## Extracted records
-*-*-
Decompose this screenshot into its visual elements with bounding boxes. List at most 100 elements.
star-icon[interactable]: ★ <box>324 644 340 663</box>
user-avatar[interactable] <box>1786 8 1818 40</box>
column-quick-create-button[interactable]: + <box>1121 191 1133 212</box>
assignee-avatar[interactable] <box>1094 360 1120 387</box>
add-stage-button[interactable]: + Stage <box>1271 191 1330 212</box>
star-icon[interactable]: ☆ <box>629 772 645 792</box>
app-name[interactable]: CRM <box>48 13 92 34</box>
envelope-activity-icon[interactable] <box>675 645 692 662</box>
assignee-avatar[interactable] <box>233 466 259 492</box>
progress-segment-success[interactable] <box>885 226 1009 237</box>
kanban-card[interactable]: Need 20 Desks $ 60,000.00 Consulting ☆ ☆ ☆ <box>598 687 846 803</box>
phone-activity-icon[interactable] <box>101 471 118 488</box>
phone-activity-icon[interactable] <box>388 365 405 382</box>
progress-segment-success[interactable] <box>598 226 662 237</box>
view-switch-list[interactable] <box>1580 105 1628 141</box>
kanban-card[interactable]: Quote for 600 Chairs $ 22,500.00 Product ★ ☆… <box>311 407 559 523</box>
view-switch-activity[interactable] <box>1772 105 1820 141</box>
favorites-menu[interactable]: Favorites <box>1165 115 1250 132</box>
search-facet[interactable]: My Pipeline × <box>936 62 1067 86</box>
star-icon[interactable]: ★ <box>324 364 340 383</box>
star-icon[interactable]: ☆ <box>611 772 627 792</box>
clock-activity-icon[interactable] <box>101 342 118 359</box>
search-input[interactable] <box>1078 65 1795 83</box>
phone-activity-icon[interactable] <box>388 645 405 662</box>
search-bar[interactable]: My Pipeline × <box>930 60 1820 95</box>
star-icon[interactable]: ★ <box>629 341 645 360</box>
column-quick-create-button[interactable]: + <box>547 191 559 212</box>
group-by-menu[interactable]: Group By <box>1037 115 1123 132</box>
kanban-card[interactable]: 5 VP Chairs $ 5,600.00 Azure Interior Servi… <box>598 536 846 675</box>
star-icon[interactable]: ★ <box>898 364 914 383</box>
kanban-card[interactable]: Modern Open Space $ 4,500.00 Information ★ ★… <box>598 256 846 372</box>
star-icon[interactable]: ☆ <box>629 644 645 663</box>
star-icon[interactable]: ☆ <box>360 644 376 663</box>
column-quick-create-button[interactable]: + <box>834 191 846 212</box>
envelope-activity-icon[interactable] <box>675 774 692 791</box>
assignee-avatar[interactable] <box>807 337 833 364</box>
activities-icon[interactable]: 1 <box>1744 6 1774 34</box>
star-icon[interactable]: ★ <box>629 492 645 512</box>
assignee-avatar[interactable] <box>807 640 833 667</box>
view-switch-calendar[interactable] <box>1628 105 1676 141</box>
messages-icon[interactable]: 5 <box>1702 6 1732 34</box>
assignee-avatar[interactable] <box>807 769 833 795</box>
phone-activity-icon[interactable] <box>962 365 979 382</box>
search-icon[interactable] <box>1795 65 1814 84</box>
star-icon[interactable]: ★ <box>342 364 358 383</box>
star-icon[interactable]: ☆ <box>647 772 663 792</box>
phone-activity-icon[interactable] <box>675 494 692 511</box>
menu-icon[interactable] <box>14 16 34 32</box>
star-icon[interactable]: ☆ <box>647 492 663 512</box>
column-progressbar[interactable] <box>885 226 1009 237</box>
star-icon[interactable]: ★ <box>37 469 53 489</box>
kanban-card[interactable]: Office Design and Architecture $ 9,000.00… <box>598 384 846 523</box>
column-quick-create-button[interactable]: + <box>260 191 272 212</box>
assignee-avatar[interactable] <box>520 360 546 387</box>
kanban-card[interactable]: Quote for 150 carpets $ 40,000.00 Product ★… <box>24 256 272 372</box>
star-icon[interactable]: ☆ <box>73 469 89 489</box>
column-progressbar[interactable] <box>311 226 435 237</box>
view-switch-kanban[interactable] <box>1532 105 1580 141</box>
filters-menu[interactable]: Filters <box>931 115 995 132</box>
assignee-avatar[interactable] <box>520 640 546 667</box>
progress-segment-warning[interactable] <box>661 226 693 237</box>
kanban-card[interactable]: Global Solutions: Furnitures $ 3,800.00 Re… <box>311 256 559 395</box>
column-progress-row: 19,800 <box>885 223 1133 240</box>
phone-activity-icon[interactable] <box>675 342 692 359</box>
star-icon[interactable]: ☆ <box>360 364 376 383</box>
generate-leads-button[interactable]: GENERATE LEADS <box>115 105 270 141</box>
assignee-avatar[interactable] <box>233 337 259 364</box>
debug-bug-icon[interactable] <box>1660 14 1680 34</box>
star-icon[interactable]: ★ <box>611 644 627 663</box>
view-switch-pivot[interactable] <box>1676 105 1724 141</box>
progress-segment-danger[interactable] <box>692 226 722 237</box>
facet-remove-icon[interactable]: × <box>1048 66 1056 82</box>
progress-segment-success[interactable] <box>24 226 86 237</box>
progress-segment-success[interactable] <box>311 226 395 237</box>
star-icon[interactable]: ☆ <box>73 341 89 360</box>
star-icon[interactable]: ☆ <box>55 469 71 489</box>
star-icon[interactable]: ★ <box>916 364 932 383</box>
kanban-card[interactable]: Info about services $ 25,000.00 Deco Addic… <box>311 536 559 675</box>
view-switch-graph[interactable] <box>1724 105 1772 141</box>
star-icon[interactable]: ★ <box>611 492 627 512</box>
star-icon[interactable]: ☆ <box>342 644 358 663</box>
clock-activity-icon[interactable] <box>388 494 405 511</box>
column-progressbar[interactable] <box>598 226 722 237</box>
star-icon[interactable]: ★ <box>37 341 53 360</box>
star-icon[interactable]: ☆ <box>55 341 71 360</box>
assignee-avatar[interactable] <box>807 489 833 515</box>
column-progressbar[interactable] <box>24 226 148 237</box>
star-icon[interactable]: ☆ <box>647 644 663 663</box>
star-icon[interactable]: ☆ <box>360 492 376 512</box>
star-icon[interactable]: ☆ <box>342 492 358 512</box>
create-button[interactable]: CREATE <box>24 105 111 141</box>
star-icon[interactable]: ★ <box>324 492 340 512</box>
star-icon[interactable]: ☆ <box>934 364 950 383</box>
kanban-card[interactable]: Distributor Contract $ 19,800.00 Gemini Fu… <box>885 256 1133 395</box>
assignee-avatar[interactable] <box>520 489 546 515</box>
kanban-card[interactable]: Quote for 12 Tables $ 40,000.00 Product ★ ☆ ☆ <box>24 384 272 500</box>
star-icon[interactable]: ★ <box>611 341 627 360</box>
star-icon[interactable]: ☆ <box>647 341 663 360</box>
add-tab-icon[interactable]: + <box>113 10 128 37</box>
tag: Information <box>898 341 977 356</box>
-*-*-
Retype all of the entries above word for word, keeping every line unchanged.

## Result of this exercise
Decompose this screenshot into its visual elements with bounding boxes. List at most 100 elements.
star-icon[interactable]: ★ <box>324 644 340 663</box>
user-avatar[interactable] <box>1786 8 1818 40</box>
column-quick-create-button[interactable]: + <box>1121 191 1133 212</box>
assignee-avatar[interactable] <box>1094 360 1120 387</box>
add-stage-button[interactable]: + Stage <box>1271 191 1330 212</box>
star-icon[interactable]: ☆ <box>629 772 645 792</box>
app-name[interactable]: CRM <box>48 13 92 34</box>
envelope-activity-icon[interactable] <box>675 645 692 662</box>
assignee-avatar[interactable] <box>233 466 259 492</box>
progress-segment-success[interactable] <box>885 226 1009 237</box>
kanban-card[interactable]: Need 20 Desks $ 60,000.00 Consulting ☆ ☆ ☆ <box>598 687 846 803</box>
phone-activity-icon[interactable] <box>101 471 118 488</box>
phone-activity-icon[interactable] <box>388 365 405 382</box>
progress-segment-success[interactable] <box>598 226 662 237</box>
view-switch-list[interactable] <box>1580 105 1628 141</box>
kanban-card[interactable]: Quote for 600 Chairs $ 22,500.00 Product ★ ☆… <box>311 407 559 523</box>
view-switch-activity[interactable] <box>1772 105 1820 141</box>
favorites-menu[interactable]: Favorites <box>1165 115 1250 132</box>
search-facet[interactable]: My Pipeline × <box>936 62 1067 86</box>
star-icon[interactable]: ★ <box>324 364 340 383</box>
star-icon[interactable]: ☆ <box>611 772 627 792</box>
clock-activity-icon[interactable] <box>101 342 118 359</box>
search-input[interactable] <box>1078 65 1795 83</box>
phone-activity-icon[interactable] <box>388 645 405 662</box>
search-bar[interactable]: My Pipeline × <box>930 60 1820 95</box>
star-icon[interactable]: ★ <box>629 341 645 360</box>
column-quick-create-button[interactable]: + <box>547 191 559 212</box>
group-by-menu[interactable]: Group By <box>1037 115 1123 132</box>
kanban-card[interactable]: 5 VP Chairs $ 5,600.00 Azure Interior Servi… <box>598 536 846 675</box>
star-icon[interactable]: ★ <box>898 364 914 383</box>
kanban-card[interactable]: Modern Open Space $ 4,500.00 Information ★ ★… <box>598 256 846 372</box>
star-icon[interactable]: ☆ <box>629 644 645 663</box>
star-icon[interactable]: ☆ <box>360 644 376 663</box>
column-quick-create-button[interactable]: + <box>834 191 846 212</box>
envelope-activity-icon[interactable] <box>675 774 692 791</box>
assignee-avatar[interactable] <box>807 337 833 364</box>
activities-icon[interactable]: 1 <box>1744 6 1774 34</box>
star-icon[interactable]: ★ <box>629 492 645 512</box>
assignee-avatar[interactable] <box>807 640 833 667</box>
view-switch-calendar[interactable] <box>1628 105 1676 141</box>
messages-icon[interactable]: 5 <box>1702 6 1732 34</box>
assignee-avatar[interactable] <box>807 769 833 795</box>
phone-activity-icon[interactable] <box>962 365 979 382</box>
search-icon[interactable] <box>1795 65 1814 84</box>
star-icon[interactable]: ★ <box>342 364 358 383</box>
star-icon[interactable]: ☆ <box>647 772 663 792</box>
phone-activity-icon[interactable] <box>675 494 692 511</box>
menu-icon[interactable] <box>14 16 34 32</box>
star-icon[interactable]: ☆ <box>647 492 663 512</box>
column-progressbar[interactable] <box>885 226 1009 237</box>
star-icon[interactable]: ★ <box>37 469 53 489</box>
kanban-card[interactable]: Office Design and Architecture $ 9,000.00… <box>598 384 846 523</box>
column-quick-create-button[interactable]: + <box>260 191 272 212</box>
assignee-avatar[interactable] <box>520 360 546 387</box>
kanban-card[interactable]: Quote for 150 carpets $ 40,000.00 Product ★… <box>24 256 272 372</box>
star-icon[interactable]: ☆ <box>73 469 89 489</box>
column-progressbar[interactable] <box>311 226 435 237</box>
view-switch-kanban[interactable] <box>1532 105 1580 141</box>
filters-menu[interactable]: Filters <box>931 115 995 132</box>
assignee-avatar[interactable] <box>520 640 546 667</box>
progress-segment-warning[interactable] <box>661 226 693 237</box>
kanban-card[interactable]: Global Solutions: Furnitures $ 3,800.00 Re… <box>311 256 559 395</box>
column-progress-row: 19,800 <box>885 223 1133 240</box>
phone-activity-icon[interactable] <box>675 342 692 359</box>
star-icon[interactable]: ☆ <box>360 364 376 383</box>
generate-leads-button[interactable]: GENERATE LEADS <box>115 105 270 141</box>
assignee-avatar[interactable] <box>233 337 259 364</box>
debug-bug-icon[interactable] <box>1660 14 1680 34</box>
star-icon[interactable]: ★ <box>611 644 627 663</box>
view-switch-pivot[interactable] <box>1676 105 1724 141</box>
progress-segment-danger[interactable] <box>692 226 722 237</box>
facet-remove-icon[interactable]: × <box>1048 66 1056 82</box>
progress-segment-success[interactable] <box>24 226 86 237</box>
progress-segment-success[interactable] <box>311 226 395 237</box>
star-icon[interactable]: ☆ <box>73 341 89 360</box>
star-icon[interactable]: ☆ <box>55 469 71 489</box>
star-icon[interactable]: ★ <box>916 364 932 383</box>
kanban-card[interactable]: Info about services $ 25,000.00 Deco Addic… <box>311 536 559 675</box>
view-switch-graph[interactable] <box>1724 105 1772 141</box>
star-icon[interactable]: ★ <box>611 492 627 512</box>
star-icon[interactable]: ☆ <box>342 644 358 663</box>
clock-activity-icon[interactable] <box>388 494 405 511</box>
column-progressbar[interactable] <box>598 226 722 237</box>
star-icon[interactable]: ★ <box>37 341 53 360</box>
star-icon[interactable]: ☆ <box>55 341 71 360</box>
assignee-avatar[interactable] <box>807 489 833 515</box>
column-progressbar[interactable] <box>24 226 148 237</box>
star-icon[interactable]: ☆ <box>647 644 663 663</box>
star-icon[interactable]: ☆ <box>360 492 376 512</box>
star-icon[interactable]: ☆ <box>342 492 358 512</box>
create-button[interactable]: CREATE <box>24 105 111 141</box>
star-icon[interactable]: ★ <box>324 492 340 512</box>
star-icon[interactable]: ☆ <box>934 364 950 383</box>
kanban-card[interactable]: Distributor Contract $ 19,800.00 Gemini Fu… <box>885 256 1133 395</box>
assignee-avatar[interactable] <box>520 489 546 515</box>
kanban-card[interactable]: Quote for 12 Tables $ 40,000.00 Product ★ ☆ ☆ <box>24 384 272 500</box>
star-icon[interactable]: ★ <box>611 341 627 360</box>
star-icon[interactable]: ☆ <box>647 341 663 360</box>
add-tab-icon[interactable]: + <box>113 10 128 37</box>
tag: Information <box>898 341 977 356</box>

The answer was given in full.